# Task prompt
Extract each line of the records below that contains the word "bubble".

# Data provided
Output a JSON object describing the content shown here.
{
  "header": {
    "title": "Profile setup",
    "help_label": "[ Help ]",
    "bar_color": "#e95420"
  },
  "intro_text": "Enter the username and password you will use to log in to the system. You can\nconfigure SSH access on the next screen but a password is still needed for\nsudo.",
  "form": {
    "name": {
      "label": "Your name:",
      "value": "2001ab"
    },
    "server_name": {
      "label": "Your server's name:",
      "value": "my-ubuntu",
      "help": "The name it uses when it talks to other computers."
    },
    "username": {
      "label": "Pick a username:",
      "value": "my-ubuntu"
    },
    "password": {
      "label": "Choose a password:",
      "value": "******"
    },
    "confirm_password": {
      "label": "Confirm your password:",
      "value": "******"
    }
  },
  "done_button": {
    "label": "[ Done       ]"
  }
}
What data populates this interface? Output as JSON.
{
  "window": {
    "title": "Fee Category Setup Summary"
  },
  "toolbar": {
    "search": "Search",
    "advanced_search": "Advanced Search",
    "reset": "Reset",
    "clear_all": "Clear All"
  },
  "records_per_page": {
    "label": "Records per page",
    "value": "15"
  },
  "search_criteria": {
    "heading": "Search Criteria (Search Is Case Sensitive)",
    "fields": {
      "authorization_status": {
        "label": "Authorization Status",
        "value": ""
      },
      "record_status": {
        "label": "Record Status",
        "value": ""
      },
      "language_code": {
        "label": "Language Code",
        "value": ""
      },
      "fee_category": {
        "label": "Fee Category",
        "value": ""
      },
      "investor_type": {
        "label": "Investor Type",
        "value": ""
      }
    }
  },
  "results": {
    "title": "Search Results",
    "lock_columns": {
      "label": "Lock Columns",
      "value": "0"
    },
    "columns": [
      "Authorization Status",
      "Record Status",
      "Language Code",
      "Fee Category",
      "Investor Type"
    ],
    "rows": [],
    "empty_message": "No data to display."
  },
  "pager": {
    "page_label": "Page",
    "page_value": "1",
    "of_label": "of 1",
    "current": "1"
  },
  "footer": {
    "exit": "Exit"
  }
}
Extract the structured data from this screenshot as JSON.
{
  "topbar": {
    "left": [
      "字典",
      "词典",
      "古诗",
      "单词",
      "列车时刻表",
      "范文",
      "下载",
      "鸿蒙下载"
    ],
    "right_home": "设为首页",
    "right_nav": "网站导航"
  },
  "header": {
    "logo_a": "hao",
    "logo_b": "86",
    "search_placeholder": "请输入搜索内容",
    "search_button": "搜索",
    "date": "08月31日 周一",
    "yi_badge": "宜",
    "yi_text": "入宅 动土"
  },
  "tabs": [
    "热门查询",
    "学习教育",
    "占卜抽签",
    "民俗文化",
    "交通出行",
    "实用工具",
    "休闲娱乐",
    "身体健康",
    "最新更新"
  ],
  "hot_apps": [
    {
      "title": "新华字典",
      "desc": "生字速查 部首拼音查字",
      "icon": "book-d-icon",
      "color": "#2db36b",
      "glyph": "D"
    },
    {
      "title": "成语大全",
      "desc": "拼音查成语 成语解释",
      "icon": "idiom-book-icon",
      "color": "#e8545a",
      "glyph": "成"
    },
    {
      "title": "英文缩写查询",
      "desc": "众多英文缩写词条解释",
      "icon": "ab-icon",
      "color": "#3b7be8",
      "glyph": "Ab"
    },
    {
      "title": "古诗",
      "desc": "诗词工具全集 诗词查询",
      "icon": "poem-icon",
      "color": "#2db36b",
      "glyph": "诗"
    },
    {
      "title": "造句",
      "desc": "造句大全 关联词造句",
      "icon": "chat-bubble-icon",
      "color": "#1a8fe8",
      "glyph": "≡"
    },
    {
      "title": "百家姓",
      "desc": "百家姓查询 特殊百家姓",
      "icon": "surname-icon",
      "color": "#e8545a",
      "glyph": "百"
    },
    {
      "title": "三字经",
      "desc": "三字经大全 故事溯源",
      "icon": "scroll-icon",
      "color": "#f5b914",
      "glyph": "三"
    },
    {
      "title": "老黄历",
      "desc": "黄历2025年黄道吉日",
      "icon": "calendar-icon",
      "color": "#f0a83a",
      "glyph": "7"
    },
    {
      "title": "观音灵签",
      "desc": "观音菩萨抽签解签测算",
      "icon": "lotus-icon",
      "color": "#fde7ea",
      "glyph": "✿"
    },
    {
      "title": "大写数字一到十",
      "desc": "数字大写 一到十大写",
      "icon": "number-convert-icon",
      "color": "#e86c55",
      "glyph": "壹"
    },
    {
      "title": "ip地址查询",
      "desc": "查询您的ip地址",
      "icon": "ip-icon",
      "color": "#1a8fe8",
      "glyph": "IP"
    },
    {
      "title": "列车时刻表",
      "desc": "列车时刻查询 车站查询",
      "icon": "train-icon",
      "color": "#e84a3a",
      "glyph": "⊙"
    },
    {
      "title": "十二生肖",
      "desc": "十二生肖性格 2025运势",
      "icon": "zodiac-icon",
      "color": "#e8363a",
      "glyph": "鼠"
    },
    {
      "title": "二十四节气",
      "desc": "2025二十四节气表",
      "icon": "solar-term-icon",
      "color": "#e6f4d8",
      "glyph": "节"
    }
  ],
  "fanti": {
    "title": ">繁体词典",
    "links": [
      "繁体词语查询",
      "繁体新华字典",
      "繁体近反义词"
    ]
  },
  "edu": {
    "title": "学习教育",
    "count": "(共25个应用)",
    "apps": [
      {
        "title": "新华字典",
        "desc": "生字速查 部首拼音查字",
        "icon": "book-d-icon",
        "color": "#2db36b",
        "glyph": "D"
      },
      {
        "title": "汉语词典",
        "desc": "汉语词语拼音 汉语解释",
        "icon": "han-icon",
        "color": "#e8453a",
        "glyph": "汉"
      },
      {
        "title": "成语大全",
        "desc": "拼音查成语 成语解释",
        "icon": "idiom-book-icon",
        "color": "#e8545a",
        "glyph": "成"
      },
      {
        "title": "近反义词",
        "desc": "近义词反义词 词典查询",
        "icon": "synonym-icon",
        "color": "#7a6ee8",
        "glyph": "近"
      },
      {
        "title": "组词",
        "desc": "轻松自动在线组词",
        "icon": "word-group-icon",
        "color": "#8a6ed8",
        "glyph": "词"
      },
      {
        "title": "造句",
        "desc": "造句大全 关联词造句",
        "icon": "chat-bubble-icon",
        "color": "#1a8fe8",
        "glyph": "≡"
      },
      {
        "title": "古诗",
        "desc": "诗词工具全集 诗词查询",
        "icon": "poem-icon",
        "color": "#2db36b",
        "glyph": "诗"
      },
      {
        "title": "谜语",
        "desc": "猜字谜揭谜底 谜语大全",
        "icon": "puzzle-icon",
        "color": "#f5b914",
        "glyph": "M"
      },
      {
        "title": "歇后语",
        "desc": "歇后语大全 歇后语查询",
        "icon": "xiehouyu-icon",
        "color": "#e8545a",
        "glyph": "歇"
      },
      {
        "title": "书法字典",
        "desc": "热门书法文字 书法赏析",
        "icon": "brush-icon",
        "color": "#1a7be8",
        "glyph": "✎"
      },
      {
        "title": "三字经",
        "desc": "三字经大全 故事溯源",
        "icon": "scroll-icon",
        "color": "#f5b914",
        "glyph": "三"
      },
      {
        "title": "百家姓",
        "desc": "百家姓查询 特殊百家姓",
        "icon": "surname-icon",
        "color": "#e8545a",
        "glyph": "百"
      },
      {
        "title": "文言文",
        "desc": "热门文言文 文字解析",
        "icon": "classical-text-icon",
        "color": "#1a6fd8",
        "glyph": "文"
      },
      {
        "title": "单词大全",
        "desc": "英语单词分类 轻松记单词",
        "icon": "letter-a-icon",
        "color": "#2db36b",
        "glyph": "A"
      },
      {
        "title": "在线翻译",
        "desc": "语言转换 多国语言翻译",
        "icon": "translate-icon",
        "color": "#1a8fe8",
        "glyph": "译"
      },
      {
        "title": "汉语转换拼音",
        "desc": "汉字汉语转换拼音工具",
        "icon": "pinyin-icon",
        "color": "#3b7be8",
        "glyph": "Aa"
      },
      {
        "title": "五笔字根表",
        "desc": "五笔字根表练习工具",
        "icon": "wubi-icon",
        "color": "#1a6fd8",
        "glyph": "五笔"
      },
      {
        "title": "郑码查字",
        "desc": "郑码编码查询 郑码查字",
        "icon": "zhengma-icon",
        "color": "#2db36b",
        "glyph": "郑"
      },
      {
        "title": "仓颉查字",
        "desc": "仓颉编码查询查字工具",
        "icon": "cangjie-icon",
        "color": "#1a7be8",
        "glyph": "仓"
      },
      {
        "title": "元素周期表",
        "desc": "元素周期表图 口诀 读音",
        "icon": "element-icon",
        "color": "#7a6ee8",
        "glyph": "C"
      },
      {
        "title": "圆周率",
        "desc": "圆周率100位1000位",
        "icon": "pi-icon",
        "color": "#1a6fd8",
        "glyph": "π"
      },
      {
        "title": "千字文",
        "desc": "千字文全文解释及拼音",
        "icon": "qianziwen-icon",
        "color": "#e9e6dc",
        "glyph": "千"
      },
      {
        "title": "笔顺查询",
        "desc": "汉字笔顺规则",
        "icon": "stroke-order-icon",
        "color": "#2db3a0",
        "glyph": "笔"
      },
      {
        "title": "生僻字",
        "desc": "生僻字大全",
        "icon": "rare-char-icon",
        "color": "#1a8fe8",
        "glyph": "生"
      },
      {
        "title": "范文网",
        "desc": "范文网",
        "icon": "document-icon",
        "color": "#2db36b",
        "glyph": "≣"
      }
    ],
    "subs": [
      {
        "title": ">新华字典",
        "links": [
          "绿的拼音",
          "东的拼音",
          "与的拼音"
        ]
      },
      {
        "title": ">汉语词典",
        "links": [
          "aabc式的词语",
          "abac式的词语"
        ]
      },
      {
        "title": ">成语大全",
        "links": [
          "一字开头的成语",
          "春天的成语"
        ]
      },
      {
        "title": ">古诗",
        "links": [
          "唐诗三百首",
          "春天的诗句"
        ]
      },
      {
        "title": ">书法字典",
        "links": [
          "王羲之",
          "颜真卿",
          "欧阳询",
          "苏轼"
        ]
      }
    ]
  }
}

# Problem solution
      "icon": "chat-bubble-icon",
        "icon": "chat-bubble-icon",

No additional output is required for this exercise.